— Written task —
All lines featuring the string "إضافة" are to be listed.

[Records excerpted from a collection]

======

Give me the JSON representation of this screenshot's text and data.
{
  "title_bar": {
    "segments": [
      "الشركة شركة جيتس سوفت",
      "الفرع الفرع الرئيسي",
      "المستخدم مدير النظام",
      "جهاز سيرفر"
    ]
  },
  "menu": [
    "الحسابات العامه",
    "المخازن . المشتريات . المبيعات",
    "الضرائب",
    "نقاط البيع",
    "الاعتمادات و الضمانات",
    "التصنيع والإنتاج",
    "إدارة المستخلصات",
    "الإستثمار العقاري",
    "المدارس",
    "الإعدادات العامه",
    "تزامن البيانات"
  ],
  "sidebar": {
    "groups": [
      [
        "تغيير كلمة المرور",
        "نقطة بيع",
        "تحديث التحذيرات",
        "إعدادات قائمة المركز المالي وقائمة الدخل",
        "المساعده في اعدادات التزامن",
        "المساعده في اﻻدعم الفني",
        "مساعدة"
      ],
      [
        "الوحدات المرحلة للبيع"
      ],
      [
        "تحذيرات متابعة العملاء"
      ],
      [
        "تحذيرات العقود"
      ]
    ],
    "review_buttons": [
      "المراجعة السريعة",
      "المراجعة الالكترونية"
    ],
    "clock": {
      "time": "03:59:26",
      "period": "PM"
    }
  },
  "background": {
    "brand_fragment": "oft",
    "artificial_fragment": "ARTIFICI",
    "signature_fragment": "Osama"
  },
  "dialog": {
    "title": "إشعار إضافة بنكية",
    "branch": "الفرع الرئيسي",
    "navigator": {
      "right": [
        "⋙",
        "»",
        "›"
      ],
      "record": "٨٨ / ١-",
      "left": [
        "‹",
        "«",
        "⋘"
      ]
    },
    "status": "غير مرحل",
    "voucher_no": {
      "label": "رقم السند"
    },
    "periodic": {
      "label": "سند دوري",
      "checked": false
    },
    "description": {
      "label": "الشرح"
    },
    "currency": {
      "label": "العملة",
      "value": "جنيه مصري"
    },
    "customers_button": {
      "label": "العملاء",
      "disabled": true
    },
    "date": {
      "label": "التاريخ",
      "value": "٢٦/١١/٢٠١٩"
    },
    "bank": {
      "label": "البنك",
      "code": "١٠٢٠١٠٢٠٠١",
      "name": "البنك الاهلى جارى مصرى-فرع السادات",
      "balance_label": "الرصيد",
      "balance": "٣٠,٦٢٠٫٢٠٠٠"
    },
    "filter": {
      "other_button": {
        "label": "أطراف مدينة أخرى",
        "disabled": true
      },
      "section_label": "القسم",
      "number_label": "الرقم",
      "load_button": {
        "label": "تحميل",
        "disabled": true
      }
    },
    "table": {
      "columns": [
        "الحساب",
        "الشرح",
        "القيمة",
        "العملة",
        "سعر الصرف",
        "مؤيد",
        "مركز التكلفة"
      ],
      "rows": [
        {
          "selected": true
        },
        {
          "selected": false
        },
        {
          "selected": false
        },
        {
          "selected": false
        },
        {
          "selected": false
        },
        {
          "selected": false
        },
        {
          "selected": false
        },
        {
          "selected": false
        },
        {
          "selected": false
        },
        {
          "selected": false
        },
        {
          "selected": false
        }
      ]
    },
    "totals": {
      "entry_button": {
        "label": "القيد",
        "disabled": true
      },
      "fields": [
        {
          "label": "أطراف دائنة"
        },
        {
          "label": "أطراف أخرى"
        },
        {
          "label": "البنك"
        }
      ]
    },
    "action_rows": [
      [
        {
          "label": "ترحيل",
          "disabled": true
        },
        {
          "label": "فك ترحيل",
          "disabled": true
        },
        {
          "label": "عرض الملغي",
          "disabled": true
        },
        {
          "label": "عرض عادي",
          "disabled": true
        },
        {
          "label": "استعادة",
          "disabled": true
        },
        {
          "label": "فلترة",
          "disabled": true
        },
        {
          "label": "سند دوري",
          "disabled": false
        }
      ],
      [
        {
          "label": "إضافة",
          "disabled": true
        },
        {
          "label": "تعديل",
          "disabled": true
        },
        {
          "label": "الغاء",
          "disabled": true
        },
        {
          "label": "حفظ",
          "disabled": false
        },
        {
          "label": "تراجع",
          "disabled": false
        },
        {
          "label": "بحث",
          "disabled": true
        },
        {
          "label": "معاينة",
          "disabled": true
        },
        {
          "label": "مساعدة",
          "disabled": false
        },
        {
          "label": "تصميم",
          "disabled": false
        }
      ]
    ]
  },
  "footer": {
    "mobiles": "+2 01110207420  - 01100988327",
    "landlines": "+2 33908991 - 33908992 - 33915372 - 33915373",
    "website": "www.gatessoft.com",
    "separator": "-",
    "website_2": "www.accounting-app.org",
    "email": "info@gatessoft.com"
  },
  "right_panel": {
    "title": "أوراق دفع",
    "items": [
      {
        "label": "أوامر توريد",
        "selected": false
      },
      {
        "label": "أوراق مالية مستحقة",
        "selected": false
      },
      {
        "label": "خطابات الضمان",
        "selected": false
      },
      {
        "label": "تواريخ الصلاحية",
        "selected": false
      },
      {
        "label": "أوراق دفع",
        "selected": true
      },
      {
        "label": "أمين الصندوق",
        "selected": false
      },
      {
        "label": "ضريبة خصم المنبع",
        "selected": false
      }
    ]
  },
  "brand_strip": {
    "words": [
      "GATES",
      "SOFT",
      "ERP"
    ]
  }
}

======

— Solution to this exercise —
    "title": "إشعار إضافة بنكية",
          "label": "إضافة",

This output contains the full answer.